All of the records below need to be copied exactly.

--- BEGIN MATERIAL FOR THIS TASK ---

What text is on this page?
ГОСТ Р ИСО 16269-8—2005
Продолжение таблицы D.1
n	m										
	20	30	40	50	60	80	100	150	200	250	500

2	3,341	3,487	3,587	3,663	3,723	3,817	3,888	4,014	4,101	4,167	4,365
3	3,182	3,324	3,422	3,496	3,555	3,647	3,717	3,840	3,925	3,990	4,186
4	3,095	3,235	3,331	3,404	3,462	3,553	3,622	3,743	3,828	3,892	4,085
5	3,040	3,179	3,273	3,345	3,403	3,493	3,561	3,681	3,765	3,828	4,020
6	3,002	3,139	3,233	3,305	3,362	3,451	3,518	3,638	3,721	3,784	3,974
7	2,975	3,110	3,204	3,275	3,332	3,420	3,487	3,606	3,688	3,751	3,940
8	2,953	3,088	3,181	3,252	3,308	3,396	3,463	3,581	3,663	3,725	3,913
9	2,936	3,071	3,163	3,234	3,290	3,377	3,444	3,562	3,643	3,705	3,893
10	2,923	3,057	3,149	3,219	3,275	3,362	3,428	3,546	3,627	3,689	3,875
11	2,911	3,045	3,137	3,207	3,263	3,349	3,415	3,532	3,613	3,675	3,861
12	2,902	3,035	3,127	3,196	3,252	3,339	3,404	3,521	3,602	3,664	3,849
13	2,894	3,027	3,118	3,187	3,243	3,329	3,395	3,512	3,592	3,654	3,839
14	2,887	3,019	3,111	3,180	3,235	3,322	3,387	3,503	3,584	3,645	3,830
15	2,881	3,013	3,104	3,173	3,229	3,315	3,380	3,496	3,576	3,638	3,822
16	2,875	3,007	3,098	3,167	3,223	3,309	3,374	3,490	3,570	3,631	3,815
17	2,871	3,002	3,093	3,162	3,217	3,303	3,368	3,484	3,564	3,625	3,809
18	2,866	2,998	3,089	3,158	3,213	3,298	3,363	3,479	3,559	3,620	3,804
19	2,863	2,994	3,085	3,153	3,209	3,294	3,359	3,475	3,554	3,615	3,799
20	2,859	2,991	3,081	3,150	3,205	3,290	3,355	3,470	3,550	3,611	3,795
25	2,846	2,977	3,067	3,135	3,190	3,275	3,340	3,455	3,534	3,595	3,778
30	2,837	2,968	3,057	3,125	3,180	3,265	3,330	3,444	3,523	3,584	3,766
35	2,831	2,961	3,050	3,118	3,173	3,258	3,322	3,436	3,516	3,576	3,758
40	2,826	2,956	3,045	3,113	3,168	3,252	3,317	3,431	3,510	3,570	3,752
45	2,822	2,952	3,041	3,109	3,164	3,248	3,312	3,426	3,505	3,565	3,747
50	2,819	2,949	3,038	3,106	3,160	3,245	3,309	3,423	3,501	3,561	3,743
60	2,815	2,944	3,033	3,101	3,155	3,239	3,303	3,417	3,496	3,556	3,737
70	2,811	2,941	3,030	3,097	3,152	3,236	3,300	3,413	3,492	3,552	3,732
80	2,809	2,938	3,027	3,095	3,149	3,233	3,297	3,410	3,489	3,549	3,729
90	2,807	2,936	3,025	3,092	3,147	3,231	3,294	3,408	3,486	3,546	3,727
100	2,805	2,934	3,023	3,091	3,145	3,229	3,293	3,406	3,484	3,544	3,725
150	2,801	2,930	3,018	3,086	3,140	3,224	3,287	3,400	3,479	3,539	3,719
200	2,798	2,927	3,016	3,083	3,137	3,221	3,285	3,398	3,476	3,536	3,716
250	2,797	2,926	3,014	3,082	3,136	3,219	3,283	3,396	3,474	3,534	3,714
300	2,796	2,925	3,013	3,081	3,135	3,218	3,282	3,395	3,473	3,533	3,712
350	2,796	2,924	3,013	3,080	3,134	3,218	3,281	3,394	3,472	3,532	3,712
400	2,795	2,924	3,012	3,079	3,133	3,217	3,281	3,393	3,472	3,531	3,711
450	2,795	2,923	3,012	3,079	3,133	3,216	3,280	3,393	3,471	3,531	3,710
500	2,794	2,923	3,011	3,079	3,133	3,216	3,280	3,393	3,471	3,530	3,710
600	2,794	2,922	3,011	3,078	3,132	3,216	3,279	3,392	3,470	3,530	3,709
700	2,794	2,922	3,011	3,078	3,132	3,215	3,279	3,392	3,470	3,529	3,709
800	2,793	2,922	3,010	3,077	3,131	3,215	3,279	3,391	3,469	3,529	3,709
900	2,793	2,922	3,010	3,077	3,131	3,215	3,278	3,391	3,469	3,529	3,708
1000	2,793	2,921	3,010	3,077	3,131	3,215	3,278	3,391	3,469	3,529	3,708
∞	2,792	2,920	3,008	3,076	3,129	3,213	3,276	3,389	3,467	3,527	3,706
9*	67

--- END MATERIAL FOR THIS TASK ---

§ COMPLETED EXERCISE:
What text is on this page?
ГОСТ Р ИСО 16269-8—2005
Продолжение таблицы D.1
n	m										
	20	30	40	50	60	80	100	150	200	250	500

2	3,341	3,487	3,587	3,663	3,723	3,817	3,888	4,014	4,101	4,167	4,365
3	3,182	3,324	3,422	3,496	3,555	3,647	3,717	3,840	3,925	3,990	4,186
4	3,095	3,235	3,331	3,404	3,462	3,553	3,622	3,743	3,828	3,892	4,085
5	3,040	3,179	3,273	3,345	3,403	3,493	3,561	3,681	3,765	3,828	4,020
6	3,002	3,139	3,233	3,305	3,362	3,451	3,518	3,638	3,721	3,784	3,974
7	2,975	3,110	3,204	3,275	3,332	3,420	3,487	3,606	3,688	3,751	3,940
8	2,953	3,088	3,181	3,252	3,308	3,396	3,463	3,581	3,663	3,725	3,913
9	2,936	3,071	3,163	3,234	3,290	3,377	3,444	3,562	3,643	3,705	3,893
10	2,923	3,057	3,149	3,219	3,275	3,362	3,428	3,546	3,627	3,689	3,875
11	2,911	3,045	3,137	3,207	3,263	3,349	3,415	3,532	3,613	3,675	3,861
12	2,902	3,035	3,127	3,196	3,252	3,339	3,404	3,521	3,602	3,664	3,849
13	2,894	3,027	3,118	3,187	3,243	3,329	3,395	3,512	3,592	3,654	3,839
14	2,887	3,019	3,111	3,180	3,235	3,322	3,387	3,503	3,584	3,645	3,830
15	2,881	3,013	3,104	3,173	3,229	3,315	3,380	3,496	3,576	3,638	3,822
16	2,875	3,007	3,098	3,167	3,223	3,309	3,374	3,490	3,570	3,631	3,815
17	2,871	3,002	3,093	3,162	3,217	3,303	3,368	3,484	3,564	3,625	3,809
18	2,866	2,998	3,089	3,158	3,213	3,298	3,363	3,479	3,559	3,620	3,804
19	2,863	2,994	3,085	3,153	3,209	3,294	3,359	3,475	3,554	3,615	3,799
20	2,859	2,991	3,081	3,150	3,205	3,290	3,355	3,470	3,550	3,611	3,795
25	2,846	2,977	3,067	3,135	3,190	3,275	3,340	3,455	3,534	3,595	3,778
30	2,837	2,968	3,057	3,125	3,180	3,265	3,330	3,444	3,523	3,584	3,766
35	2,831	2,961	3,050	3,118	3,173	3,258	3,322	3,436	3,516	3,576	3,758
40	2,826	2,956	3,045	3,113	3,168	3,252	3,317	3,431	3,510	3,570	3,752
45	2,822	2,952	3,041	3,109	3,164	3,248	3,312	3,426	3,505	3,565	3,747
50	2,819	2,949	3,038	3,106	3,160	3,245	3,309	3,423	3,501	3,561	3,743
60	2,815	2,944	3,033	3,101	3,155	3,239	3,303	3,417	3,496	3,556	3,737
70	2,811	2,941	3,030	3,097	3,152	3,236	3,300	3,413	3,492	3,552	3,732
80	2,809	2,938	3,027	3,095	3,149	3,233	3,297	3,410	3,489	3,549	3,729
90	2,807	2,936	3,025	3,092	3,147	3,231	3,294	3,408	3,486	3,546	3,727
100	2,805	2,934	3,023	3,091	3,145	3,229	3,293	3,406	3,484	3,544	3,725
150	2,801	2,930	3,018	3,086	3,140	3,224	3,287	3,400	3,479	3,539	3,719
200	2,798	2,927	3,016	3,083	3,137	3,221	3,285	3,398	3,476	3,536	3,716
250	2,797	2,926	3,014	3,082	3,136	3,219	3,283	3,396	3,474	3,534	3,714
300	2,796	2,925	3,013	3,081	3,135	3,218	3,282	3,395	3,473	3,533	3,712
350	2,796	2,924	3,013	3,080	3,134	3,218	3,281	3,394	3,472	3,532	3,712
400	2,795	2,924	3,012	3,079	3,133	3,217	3,281	3,393	3,472	3,531	3,711
450	2,795	2,923	3,012	3,079	3,133	3,216	3,280	3,393	3,471	3,531	3,710
500	2,794	2,923	3,011	3,079	3,133	3,216	3,280	3,393	3,471	3,530	3,710
600	2,794	2,922	3,011	3,078	3,132	3,216	3,279	3,392	3,470	3,530	3,709
700	2,794	2,922	3,011	3,078	3,132	3,215	3,279	3,392	3,470	3,529	3,709
800	2,793	2,922	3,010	3,077	3,131	3,215	3,279	3,391	3,469	3,529	3,709
900	2,793	2,922	3,010	3,077	3,131	3,215	3,278	3,391	3,469	3,529	3,708
1000	2,793	2,921	3,010	3,077	3,131	3,215	3,278	3,391	3,469	3,529	3,708
∞	2,792	2,920	3,008	3,076	3,129	3,213	3,276	3,389	3,467	3,527	3,706
9*	67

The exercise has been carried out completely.